# [Provided records]
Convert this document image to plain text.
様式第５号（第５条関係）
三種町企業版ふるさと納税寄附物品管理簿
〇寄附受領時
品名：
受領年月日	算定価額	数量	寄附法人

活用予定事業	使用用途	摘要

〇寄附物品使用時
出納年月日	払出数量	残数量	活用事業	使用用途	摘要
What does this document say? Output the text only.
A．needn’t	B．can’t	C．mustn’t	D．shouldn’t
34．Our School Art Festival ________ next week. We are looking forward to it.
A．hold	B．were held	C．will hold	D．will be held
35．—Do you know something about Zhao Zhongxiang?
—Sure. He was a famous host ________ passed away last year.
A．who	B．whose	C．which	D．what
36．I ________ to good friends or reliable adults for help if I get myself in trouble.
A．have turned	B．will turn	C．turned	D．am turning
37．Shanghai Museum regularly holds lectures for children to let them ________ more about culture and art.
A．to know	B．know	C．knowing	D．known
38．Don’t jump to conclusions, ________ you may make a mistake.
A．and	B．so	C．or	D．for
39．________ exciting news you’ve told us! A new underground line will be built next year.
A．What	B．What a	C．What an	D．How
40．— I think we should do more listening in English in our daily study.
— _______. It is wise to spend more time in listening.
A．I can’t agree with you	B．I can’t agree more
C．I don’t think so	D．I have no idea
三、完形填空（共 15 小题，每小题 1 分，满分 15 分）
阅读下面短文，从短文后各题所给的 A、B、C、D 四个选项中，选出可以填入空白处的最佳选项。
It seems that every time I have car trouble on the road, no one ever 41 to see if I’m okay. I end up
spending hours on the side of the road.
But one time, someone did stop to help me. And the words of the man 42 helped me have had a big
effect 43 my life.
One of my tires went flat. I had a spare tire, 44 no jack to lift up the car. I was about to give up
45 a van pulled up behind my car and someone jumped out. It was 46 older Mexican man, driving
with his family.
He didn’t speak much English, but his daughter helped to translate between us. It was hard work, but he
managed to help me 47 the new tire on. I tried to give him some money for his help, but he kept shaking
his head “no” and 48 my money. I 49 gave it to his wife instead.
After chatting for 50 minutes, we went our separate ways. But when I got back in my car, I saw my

# [Task requirements]
Within the listing above, find every line containing the string "time" and return it.

# [Output for this exercise]
— _______. It is wise to spend more time in listening.
It seems that every time I have car trouble on the road, no one ever 41 to see if I’m okay. I end up
But one time, someone did stop to help me. And the words of the man 42 helped me have had a big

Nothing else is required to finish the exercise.